• **EXERCISE TASK**
Produce an exact copy of all the data below, dropping every image.

• **RECORDS PROVIDED**

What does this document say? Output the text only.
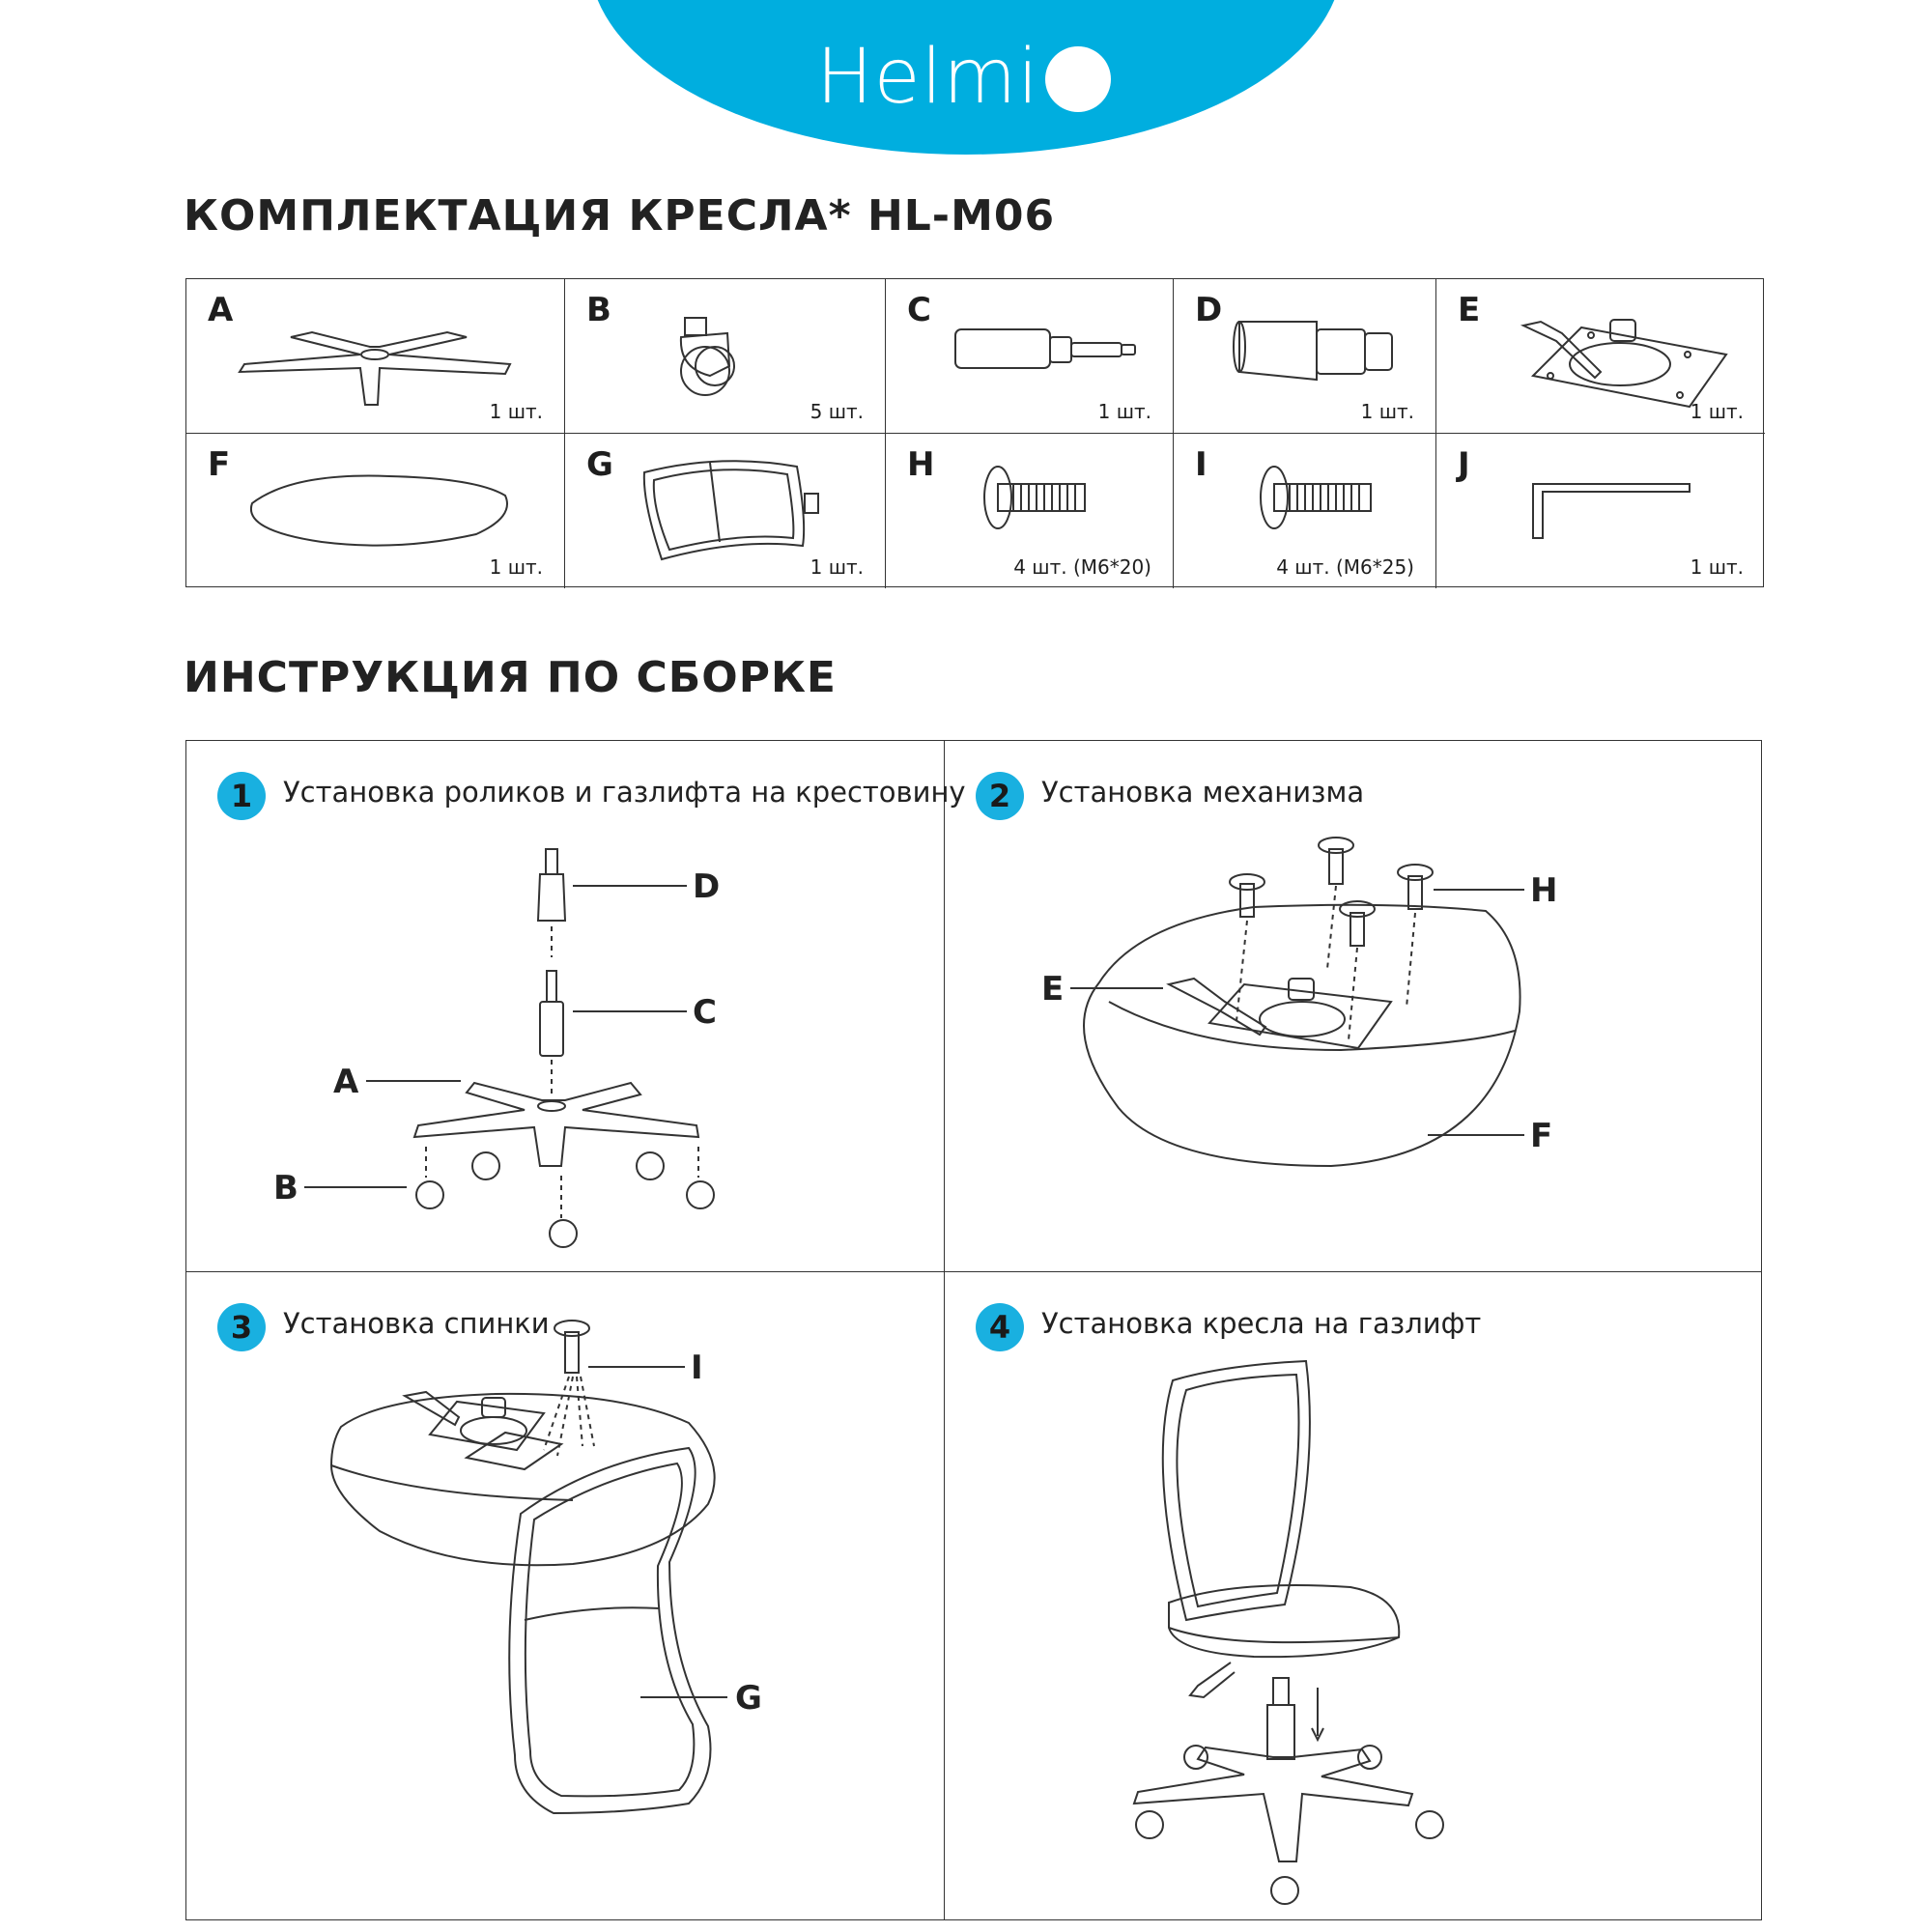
Helmi
КОМПЛЕКТАЦИЯ КРЕСЛА* HL-M06
A
1 шт.
B
5 шт.
C
1 шт.
D
1 шт.
E
1 шт.
F
1 шт.
G
1 шт.
H
4 шт. (M6*20)
I
4 шт. (M6*25)
J
1 шт.
ИНСТРУКЦИЯ ПО СБОРКЕ
1	Установка роликов и газлифта на крестовину
D
C
A
B
2	Установка механизма
E
H
F
3	Установка спинки
I
G
4	Установка кресла на газлифт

• **THE COMPLETED TASK**
What does this document say? Output the text only.
Helmi
КОМПЛЕКТАЦИЯ КРЕСЛА* HL-M06
A
1 шт.
B
5 шт.
C
1 шт.
D
1 шт.
E
1 шт.
F
1 шт.
G
1 шт.
H
4 шт. (M6*20)
I
4 шт. (M6*25)
J
1 шт.
ИНСТРУКЦИЯ ПО СБОРКЕ
1	Установка роликов и газлифта на крестовину
D
C
A
B
2	Установка механизма
E
H
F
3	Установка спинки
I
G
4	Установка кресла на газлифт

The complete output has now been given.